╭─ Data in this exercise

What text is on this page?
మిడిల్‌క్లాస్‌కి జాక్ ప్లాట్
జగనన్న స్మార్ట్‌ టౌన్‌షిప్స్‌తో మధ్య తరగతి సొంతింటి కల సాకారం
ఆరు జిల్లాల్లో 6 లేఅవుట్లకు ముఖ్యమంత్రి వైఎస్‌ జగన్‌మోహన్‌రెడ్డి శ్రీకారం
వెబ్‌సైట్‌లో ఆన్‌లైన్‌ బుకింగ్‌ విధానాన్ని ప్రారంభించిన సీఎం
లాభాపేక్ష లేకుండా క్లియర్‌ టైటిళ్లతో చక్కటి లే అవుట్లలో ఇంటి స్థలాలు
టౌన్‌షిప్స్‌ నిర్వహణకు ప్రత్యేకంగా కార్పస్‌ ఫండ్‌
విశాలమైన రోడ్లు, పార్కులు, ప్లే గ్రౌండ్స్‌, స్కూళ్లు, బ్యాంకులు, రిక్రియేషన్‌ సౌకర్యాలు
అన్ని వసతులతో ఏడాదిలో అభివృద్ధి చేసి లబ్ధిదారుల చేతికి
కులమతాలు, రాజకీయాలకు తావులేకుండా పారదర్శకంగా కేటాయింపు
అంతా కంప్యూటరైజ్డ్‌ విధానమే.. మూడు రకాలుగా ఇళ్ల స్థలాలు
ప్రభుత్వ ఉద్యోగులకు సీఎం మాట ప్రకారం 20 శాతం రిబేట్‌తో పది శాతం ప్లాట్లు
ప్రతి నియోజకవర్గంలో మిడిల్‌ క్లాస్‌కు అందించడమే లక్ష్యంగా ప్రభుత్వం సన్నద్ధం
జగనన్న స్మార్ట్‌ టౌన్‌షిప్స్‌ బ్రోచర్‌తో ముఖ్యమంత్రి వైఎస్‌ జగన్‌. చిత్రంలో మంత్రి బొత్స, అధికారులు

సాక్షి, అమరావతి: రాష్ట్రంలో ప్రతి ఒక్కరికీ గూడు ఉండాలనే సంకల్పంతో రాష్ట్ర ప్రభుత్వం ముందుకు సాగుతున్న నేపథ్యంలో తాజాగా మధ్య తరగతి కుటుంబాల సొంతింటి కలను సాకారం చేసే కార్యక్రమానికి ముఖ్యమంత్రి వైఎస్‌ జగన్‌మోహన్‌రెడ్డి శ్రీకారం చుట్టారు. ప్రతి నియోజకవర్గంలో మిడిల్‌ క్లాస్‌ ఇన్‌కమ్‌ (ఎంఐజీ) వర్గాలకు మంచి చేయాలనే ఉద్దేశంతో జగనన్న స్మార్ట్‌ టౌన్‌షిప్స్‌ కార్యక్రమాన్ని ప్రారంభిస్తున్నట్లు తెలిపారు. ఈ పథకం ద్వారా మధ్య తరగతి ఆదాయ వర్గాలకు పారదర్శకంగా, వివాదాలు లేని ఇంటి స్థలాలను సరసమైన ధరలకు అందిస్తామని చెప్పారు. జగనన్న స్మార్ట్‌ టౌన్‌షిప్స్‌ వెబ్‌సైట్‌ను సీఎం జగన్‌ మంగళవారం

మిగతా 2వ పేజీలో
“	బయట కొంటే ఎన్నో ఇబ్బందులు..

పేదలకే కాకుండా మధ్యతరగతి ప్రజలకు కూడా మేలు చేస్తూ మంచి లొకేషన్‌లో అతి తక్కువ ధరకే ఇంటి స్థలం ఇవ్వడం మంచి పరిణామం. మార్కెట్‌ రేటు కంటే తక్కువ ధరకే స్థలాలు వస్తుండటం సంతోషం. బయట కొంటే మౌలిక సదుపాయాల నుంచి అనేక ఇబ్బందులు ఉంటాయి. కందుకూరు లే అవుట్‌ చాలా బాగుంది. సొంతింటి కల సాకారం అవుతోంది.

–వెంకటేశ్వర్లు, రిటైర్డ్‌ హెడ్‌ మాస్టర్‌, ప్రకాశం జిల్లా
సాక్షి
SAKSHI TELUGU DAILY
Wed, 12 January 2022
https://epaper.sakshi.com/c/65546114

╰─

» Exercise task
Extract every line above containing the word "జకవర".

» Task result
ప్రతి నియోజకవర్గంలో మిడిల్‌ క్లాస్‌కు అందించడమే లక్ష్యంగా ప్రభుత్వం సన్నద్ధం
సాక్షి, అమరావతి: రాష్ట్రంలో ప్రతి ఒక్కరికీ గూడు ఉండాలనే సంకల్పంతో రాష్ట్ర ప్రభుత్వం ముందుకు సాగుతున్న నేపథ్యంలో తాజాగా మధ్య తరగతి కుటుంబాల సొంతింటి కలను సాకారం చేసే కార్యక్రమానికి ముఖ్యమంత్రి వైఎస్‌ జగన్‌మోహన్‌రెడ్డి శ్రీకారం చుట్టారు. ప్రతి నియోజకవర్గంలో మిడిల్‌ క్లాస్‌ ఇన్‌కమ్‌ (ఎంఐజీ) వర్గాలకు మంచి చేయాలనే ఉద్దేశంతో జగనన్న స్మార్ట్‌ టౌన్‌షిప్స్‌ కార్యక్రమాన్ని ప్రారంభిస్తున్నట్లు తెలిపారు. ఈ పథకం ద్వారా మధ్య తరగతి ఆదాయ వర్గాలకు పారదర్శకంగా, వివాదాలు లేని ఇంటి స్థలాలను సరసమైన ధరలకు అందిస్తామని చెప్పారు. జగనన్న స్మార్ట్‌ టౌన్‌షిప్స్‌ వెబ్‌సైట్‌ను సీఎం జగన్‌ మంగళవారం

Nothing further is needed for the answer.